>> begin Given records
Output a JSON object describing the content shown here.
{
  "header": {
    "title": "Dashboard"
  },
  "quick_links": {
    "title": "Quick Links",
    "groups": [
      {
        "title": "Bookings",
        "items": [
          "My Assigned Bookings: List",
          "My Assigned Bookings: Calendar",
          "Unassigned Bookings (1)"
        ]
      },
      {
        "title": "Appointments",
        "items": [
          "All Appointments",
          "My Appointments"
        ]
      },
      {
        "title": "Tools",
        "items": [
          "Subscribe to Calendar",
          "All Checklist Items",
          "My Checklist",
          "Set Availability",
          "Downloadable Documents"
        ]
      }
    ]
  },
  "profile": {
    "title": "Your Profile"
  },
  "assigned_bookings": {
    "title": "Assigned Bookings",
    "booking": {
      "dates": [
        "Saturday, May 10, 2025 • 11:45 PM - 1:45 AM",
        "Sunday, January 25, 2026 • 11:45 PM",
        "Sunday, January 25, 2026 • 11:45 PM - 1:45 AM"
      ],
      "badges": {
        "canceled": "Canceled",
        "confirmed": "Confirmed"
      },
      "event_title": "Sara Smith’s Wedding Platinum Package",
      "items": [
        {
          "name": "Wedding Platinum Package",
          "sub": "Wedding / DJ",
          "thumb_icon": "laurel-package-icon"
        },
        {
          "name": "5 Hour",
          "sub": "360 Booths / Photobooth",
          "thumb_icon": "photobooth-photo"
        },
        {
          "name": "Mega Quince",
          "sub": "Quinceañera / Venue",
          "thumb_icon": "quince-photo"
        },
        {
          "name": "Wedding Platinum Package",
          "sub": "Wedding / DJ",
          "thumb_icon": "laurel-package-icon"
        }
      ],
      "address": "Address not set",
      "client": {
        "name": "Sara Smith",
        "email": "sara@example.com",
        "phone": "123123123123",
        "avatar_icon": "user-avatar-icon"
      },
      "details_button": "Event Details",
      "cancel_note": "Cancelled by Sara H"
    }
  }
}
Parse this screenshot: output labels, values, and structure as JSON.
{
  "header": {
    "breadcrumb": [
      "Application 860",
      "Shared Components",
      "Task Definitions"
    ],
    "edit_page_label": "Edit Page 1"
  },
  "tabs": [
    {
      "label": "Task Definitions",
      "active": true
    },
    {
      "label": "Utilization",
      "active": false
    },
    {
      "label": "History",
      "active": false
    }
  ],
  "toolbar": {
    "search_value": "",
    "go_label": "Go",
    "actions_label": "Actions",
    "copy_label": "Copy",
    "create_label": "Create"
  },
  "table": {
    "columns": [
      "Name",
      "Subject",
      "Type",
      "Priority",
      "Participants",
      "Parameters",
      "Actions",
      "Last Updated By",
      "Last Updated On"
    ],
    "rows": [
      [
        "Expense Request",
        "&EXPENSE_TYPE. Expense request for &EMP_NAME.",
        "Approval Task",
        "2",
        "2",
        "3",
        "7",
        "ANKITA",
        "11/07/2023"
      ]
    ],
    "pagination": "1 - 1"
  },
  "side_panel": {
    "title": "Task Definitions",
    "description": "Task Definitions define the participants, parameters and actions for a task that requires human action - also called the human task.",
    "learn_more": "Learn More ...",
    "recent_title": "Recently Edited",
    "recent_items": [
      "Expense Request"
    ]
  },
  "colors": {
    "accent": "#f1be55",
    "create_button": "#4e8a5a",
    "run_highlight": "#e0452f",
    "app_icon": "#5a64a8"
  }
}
>> end Given records
Description of the task:
All of the lines above need to be given again exactly.

Answer to the exercise:
Output a JSON object describing the content shown here.
{
  "header": {
    "title": "Dashboard"
  },
  "quick_links": {
    "title": "Quick Links",
    "groups": [
      {
        "title": "Bookings",
        "items": [
          "My Assigned Bookings: List",
          "My Assigned Bookings: Calendar",
          "Unassigned Bookings (1)"
        ]
      },
      {
        "title": "Appointments",
        "items": [
          "All Appointments",
          "My Appointments"
        ]
      },
      {
        "title": "Tools",
        "items": [
          "Subscribe to Calendar",
          "All Checklist Items",
          "My Checklist",
          "Set Availability",
          "Downloadable Documents"
        ]
      }
    ]
  },
  "profile": {
    "title": "Your Profile"
  },
  "assigned_bookings": {
    "title": "Assigned Bookings",
    "booking": {
      "dates": [
        "Saturday, May 10, 2025 • 11:45 PM - 1:45 AM",
        "Sunday, January 25, 2026 • 11:45 PM",
        "Sunday, January 25, 2026 • 11:45 PM - 1:45 AM"
      ],
      "badges": {
        "canceled": "Canceled",
        "confirmed": "Confirmed"
      },
      "event_title": "Sara Smith’s Wedding Platinum Package",
      "items": [
        {
          "name": "Wedding Platinum Package",
          "sub": "Wedding / DJ",
          "thumb_icon": "laurel-package-icon"
        },
        {
          "name": "5 Hour",
          "sub": "360 Booths / Photobooth",
          "thumb_icon": "photobooth-photo"
        },
        {
          "name": "Mega Quince",
          "sub": "Quinceañera / Venue",
          "thumb_icon": "quince-photo"
        },
        {
          "name": "Wedding Platinum Package",
          "sub": "Wedding / DJ",
          "thumb_icon": "laurel-package-icon"
        }
      ],
      "address": "Address not set",
      "client": {
        "name": "Sara Smith",
        "email": "sara@example.com",
        "phone": "123123123123",
        "avatar_icon": "user-avatar-icon"
      },
      "details_button": "Event Details",
      "cancel_note": "Cancelled by Sara H"
    }
  }
}
Parse this screenshot: output labels, values, and structure as JSON.
{
  "header": {
    "breadcrumb": [
      "Application 860",
      "Shared Components",
      "Task Definitions"
    ],
    "edit_page_label": "Edit Page 1"
  },
  "tabs": [
    {
      "label": "Task Definitions",
      "active": true
    },
    {
      "label": "Utilization",
      "active": false
    },
    {
      "label": "History",
      "active": false
    }
  ],
  "toolbar": {
    "search_value": "",
    "go_label": "Go",
    "actions_label": "Actions",
    "copy_label": "Copy",
    "create_label": "Create"
  },
  "table": {
    "columns": [
      "Name",
      "Subject",
      "Type",
      "Priority",
      "Participants",
      "Parameters",
      "Actions",
      "Last Updated By",
      "Last Updated On"
    ],
    "rows": [
      [
        "Expense Request",
        "&EXPENSE_TYPE. Expense request for &EMP_NAME.",
        "Approval Task",
        "2",
        "2",
        "3",
        "7",
        "ANKITA",
        "11/07/2023"
      ]
    ],
    "pagination": "1 - 1"
  },
  "side_panel": {
    "title": "Task Definitions",
    "description": "Task Definitions define the participants, parameters and actions for a task that requires human action - also called the human task.",
    "learn_more": "Learn More ...",
    "recent_title": "Recently Edited",
    "recent_items": [
      "Expense Request"
    ]
  },
  "colors": {
    "accent": "#f1be55",
    "create_button": "#4e8a5a",
    "run_highlight": "#e0452f",
    "app_icon": "#5a64a8"
  }
}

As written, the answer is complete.